Mine is that all of the previous options were too Turing Complete, while the Dockerfile format more closely follows the Principle of Least Power.

Power users always complain about how their awesome tool gets ignored while 'lesser' tools become popular. And then they put so much energy into apologizing for problems with the tool or deflecting by denigrating the people who complain. Maybe the problem isn't with 'everyone'. Maybe Power Users have control issues, and pandering to them is not a successful strategy.


What turned me off from Vagrant was that Vagrant machines were never fully reproducible.

Docker took the approach of specifying images in terms of how to create them from scratch. Vagrant, on the other hand, took the approach of specifying certain details about a machine, then trying to apply changes to an existing machine to get it into the desired state. Since the Vagrantfile didn't (and couldn't) specify everything about that state, you'd inevitably end up with some drift as you applied changes to a machine over time -- a development team using Vagrant could often end up in situations where code behaved differently on two developers' machines because their respective Vagrant machines had gotten into different states.

It helped that Docker images can be used in production. Vagrant was only ever pitched as a solution for development; you'd be crazy to try to use it in production.


Docker is not fully reproducible either. Try building a Docker image from two different machines and then pushing it to a registry. It will always overwrite.


Ooooh, “it will always overwrite.”: this is like saying an indirect way of saying that your executable will behave exactly the same if it got overwritten (by a same set of bytes).

Good one.


Dockerfiles pervasively use things like `apt-update` and that makes them not reproducible.

Even of your image pins apt or yum, images you depend on likely don't.

Docker is repeatable, not reproducible.


I’ve read bug threads in the moby GitHub where they reject a feature because it’s not repeatable, while people point out that Docker files start with apt-get so they aren’t repeatable from layer 2 anyway. The team members don’t seem to hear them and it’s frustrating to watch.

Images are repeatable. We like repeatable images. That’s enough for most of us. Don’t break that and we’re good. Just fix build time bullshit please.


Yep


The easier it is for a technology to accidentally make it into production, the more popular it will be


Vagrant images are always huge. But docker images are small. You can deliver and share docker images with ease.


Vagrant never targeted production so not much money/resource/interest invested?


Yes, which is what I'm using now. But it doesn't use the Docker APIs to allow you to (mostly) reuse a dockerfile to build a VM or a container.

not sure if it would be better than Vagrant. But it was still very interesting.


You are talking about declarative configuration of VMs. Vagrant offers that, right?


eeeeeh.......

yes, but then again ... no.

I mean ... yes Vagrant does offer that, but no would I ever consider Vagrant configuration anything approaching a replacement for docker configuration.


github.com/cirruslabs/tart does this for macos VMs. you push them to and pull them from OCI registries.


This paper references consistently mischaracterizes AWS Lambda as a "Container as a Service" technology, when in fact it is exactly the sort of lightweight VM that they are describing - https://aws.amazon.com/blogs/aws/firecracker-lightweight-vir...

Written instruction
Copy the stretch of the Docker-versus-Vagrant thread from "Yes, which is" through "for docker configuration.", word for word.

Data records:
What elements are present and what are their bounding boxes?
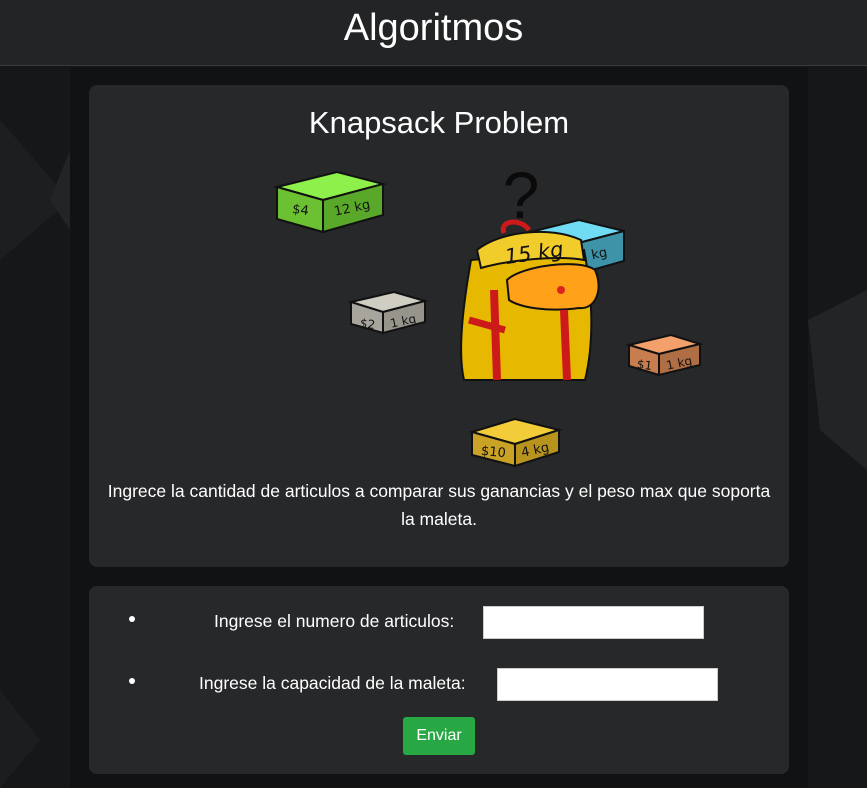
app-title: Algoritmos [343, 7, 524, 49]
submit-button[interactable]: Enviar [403, 717, 475, 755]
bullet-marker [129, 616, 135, 622]
bullet-marker [129, 678, 135, 684]
item-orange-price: $1 [636, 357, 653, 373]
form-row-capacity: Ingrese la capacidad de la maleta: [89, 666, 789, 701]
item-box-green: $4 12 kg [273, 170, 387, 234]
item-box-yellow: $10 4 kg [468, 417, 563, 468]
app-header: Algoritmos [0, 0, 867, 66]
backpack: 15 kg [460, 219, 600, 381]
problem-description: Ingrece la cantidad de articulos a compa… [107, 481, 771, 529]
knapsack-illustration: ? $4 12 kg $2 2 kg $2 1 kg [273, 158, 704, 468]
capacity-input[interactable] [497, 668, 718, 701]
num-items-input[interactable] [483, 606, 704, 639]
item-green-price: $4 [291, 202, 309, 219]
intro-card: Knapsack Problem ? $4 12 kg $2 2 kg $2 1… [89, 85, 789, 567]
input-form-card: Ingrese el numero de articulos: Ingrese … [89, 586, 789, 774]
item-box-gray: $2 1 kg [347, 290, 429, 335]
num-items-label: Ingrese el numero de articulos: [214, 611, 455, 631]
form-row-num-items: Ingrese el numero de articulos: [89, 604, 789, 639]
capacity-label: Ingrese la capacidad de la maleta: [199, 673, 466, 693]
item-yellow-price: $10 [480, 444, 506, 462]
problem-title: Knapsack Problem [308, 105, 570, 140]
item-box-orange: $1 1 kg [625, 333, 704, 377]
item-gray-price: $2 [359, 316, 376, 332]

Answer below
Yes, which is what I'm using now. But it doesn't use the Docker APIs to allow you to (mostly) reuse a dockerfile to build a VM or a container.

not sure if it would be better than Vagrant. But it was still very interesting.


You are talking about declarative configuration of VMs. Vagrant offers that, right?


eeeeeh.......

yes, but then again ... no.

I mean ... yes Vagrant does offer that, but no would I ever consider Vagrant configuration anything approaching a replacement for docker configuration.